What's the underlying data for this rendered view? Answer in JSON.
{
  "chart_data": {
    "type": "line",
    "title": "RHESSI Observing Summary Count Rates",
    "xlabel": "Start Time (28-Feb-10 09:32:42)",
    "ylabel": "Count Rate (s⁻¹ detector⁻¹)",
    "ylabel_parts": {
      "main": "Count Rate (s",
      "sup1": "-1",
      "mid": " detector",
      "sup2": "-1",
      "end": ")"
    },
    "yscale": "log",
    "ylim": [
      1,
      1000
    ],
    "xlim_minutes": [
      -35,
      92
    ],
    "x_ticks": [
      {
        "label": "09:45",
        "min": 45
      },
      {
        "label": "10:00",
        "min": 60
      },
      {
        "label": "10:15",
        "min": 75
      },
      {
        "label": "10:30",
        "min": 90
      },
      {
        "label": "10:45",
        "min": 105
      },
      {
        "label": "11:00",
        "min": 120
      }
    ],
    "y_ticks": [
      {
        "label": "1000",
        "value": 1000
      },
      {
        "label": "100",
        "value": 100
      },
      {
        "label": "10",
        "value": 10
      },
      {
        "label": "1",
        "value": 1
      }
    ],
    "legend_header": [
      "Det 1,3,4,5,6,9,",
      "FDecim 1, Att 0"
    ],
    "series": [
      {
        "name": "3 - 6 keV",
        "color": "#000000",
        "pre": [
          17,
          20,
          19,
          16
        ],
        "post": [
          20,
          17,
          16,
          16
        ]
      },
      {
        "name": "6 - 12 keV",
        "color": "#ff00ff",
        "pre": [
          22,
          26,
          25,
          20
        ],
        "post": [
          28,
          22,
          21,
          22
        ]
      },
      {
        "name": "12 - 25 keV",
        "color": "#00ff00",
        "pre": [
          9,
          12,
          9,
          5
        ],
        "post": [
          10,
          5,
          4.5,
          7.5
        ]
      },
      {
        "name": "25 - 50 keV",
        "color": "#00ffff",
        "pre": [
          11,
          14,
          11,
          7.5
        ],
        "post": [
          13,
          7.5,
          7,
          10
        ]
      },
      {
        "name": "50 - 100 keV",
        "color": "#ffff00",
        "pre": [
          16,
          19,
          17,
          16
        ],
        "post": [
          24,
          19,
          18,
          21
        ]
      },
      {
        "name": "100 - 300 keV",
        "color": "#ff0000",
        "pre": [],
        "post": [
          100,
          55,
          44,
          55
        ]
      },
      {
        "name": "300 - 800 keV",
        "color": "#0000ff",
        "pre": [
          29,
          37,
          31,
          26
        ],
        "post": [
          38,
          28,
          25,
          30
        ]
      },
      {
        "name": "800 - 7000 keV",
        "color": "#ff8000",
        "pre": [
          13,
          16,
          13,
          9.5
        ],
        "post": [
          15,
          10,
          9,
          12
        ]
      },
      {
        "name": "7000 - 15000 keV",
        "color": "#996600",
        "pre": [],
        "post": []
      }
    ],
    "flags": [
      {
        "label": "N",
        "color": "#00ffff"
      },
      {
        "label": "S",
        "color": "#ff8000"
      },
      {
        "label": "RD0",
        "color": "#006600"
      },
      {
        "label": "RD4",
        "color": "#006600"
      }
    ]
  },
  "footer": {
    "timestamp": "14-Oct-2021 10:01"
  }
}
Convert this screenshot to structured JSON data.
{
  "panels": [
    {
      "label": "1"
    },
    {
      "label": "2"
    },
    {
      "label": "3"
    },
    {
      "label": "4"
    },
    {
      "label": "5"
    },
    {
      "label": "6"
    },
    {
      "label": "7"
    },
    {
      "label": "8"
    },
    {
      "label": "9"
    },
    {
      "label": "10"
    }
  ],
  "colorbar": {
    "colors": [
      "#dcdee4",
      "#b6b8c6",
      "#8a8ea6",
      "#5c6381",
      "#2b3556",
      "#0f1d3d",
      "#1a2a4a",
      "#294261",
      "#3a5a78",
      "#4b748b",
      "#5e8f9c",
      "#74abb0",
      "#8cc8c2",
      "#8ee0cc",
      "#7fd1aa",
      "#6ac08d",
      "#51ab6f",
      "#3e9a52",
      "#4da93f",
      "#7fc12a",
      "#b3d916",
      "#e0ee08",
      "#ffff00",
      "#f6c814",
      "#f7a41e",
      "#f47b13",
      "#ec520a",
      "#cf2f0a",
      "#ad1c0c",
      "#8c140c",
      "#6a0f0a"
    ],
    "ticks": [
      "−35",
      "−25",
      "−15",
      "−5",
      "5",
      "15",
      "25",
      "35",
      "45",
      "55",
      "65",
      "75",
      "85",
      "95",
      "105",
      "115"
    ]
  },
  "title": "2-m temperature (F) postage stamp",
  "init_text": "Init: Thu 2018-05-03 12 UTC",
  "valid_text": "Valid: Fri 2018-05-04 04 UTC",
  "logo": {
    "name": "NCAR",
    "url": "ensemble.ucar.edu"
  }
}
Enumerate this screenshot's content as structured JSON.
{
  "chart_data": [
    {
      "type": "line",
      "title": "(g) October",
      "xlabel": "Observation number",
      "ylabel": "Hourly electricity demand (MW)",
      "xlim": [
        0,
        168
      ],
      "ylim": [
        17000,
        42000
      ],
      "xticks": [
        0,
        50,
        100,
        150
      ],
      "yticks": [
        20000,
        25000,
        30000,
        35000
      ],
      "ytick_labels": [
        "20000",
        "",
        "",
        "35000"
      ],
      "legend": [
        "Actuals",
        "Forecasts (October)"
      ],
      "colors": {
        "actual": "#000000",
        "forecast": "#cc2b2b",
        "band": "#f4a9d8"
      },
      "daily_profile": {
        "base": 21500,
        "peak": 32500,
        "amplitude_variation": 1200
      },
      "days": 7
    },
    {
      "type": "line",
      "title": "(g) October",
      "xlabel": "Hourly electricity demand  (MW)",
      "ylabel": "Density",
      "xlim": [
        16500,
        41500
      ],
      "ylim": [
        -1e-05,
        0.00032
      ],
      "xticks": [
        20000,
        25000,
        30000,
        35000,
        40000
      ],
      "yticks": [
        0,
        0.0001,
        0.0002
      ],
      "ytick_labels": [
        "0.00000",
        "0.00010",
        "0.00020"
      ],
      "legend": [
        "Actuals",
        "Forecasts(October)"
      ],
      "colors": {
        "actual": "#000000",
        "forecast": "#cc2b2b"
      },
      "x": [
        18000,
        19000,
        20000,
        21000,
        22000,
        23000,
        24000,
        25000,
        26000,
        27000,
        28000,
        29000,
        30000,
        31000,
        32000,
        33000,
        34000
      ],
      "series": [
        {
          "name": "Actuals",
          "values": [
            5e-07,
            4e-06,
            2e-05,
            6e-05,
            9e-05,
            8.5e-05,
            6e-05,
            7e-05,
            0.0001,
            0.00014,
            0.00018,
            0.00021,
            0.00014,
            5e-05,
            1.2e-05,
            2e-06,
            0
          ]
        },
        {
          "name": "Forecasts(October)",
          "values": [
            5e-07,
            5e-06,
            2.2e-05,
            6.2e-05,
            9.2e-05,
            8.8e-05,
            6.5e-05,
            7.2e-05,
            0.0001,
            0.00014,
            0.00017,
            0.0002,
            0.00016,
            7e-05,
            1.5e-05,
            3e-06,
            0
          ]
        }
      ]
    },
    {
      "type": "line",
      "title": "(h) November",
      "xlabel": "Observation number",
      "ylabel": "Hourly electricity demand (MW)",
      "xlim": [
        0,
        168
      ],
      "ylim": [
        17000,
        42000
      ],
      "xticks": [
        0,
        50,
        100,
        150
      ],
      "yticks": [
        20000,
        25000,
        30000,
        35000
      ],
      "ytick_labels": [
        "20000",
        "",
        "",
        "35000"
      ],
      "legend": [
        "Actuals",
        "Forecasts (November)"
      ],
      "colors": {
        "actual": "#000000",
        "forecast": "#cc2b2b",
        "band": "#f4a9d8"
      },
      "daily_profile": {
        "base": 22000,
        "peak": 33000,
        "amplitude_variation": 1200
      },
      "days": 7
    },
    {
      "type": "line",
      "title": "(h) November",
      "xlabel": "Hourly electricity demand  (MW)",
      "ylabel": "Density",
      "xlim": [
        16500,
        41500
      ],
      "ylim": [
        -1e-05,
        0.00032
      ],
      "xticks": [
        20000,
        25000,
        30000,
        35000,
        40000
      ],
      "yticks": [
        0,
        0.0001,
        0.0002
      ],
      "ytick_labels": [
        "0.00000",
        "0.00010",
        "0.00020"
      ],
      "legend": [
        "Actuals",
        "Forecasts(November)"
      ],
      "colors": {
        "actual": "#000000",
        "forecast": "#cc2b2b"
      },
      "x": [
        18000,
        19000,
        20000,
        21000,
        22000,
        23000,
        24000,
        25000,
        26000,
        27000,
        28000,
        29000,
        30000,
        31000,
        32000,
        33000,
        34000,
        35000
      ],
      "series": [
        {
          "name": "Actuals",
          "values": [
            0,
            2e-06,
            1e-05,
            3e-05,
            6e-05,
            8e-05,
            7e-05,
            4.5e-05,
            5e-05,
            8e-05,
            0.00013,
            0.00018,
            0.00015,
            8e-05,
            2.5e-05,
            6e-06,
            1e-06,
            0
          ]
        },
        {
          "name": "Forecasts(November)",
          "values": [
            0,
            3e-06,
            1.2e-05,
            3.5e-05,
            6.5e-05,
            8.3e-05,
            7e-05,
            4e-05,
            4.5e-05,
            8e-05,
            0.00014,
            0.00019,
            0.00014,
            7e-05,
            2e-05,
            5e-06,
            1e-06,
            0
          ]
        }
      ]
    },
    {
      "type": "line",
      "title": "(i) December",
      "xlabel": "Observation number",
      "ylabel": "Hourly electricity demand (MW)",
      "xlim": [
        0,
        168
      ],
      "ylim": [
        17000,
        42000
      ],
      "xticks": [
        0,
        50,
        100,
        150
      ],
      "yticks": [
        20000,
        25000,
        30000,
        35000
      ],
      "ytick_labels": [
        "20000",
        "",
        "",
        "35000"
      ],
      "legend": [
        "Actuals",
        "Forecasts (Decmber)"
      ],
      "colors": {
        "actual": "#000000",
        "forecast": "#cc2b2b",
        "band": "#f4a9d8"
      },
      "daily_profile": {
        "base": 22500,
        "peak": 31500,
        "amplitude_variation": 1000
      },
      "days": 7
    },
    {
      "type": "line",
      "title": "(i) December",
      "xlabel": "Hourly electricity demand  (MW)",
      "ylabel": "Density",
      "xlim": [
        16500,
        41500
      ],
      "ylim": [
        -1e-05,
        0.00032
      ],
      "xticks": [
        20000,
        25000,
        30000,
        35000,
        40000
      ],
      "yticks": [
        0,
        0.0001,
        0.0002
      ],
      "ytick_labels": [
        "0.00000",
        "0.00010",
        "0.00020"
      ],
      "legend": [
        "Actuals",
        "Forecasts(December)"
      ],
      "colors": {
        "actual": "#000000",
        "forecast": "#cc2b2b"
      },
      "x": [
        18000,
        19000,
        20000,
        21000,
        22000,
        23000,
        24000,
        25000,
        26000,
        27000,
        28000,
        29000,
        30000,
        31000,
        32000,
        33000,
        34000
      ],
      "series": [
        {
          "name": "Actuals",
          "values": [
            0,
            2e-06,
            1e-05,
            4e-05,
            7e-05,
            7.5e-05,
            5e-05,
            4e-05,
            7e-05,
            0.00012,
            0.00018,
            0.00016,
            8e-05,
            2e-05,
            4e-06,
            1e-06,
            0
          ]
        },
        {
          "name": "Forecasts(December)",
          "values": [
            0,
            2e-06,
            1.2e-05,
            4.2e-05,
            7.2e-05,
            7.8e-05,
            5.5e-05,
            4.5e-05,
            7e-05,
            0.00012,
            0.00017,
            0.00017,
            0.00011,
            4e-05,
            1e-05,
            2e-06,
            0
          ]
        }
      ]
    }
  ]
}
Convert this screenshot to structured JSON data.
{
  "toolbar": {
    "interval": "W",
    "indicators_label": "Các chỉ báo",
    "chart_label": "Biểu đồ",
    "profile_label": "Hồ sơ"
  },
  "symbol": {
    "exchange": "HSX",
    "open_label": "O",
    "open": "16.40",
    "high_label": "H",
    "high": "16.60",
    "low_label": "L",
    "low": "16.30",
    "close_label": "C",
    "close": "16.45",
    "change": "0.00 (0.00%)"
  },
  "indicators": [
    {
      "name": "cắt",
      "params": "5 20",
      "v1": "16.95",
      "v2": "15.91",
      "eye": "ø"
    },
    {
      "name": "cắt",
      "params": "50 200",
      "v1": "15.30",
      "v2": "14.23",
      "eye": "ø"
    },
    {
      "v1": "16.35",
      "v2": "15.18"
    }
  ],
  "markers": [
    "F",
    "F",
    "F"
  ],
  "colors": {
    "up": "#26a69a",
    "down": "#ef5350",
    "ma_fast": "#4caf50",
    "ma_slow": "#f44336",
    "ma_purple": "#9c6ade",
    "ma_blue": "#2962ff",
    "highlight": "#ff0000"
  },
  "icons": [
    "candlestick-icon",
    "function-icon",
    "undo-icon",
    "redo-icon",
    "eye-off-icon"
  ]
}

• REQUIRED WORK
Gather and return every line that holds the string "this".

• CORRECT RESULT
What's the underlying data for this rendered view? Answer in JSON.
Convert this screenshot to structured JSON data.
Enumerate this screenshot's content as structured JSON.
Convert this screenshot to structured JSON data.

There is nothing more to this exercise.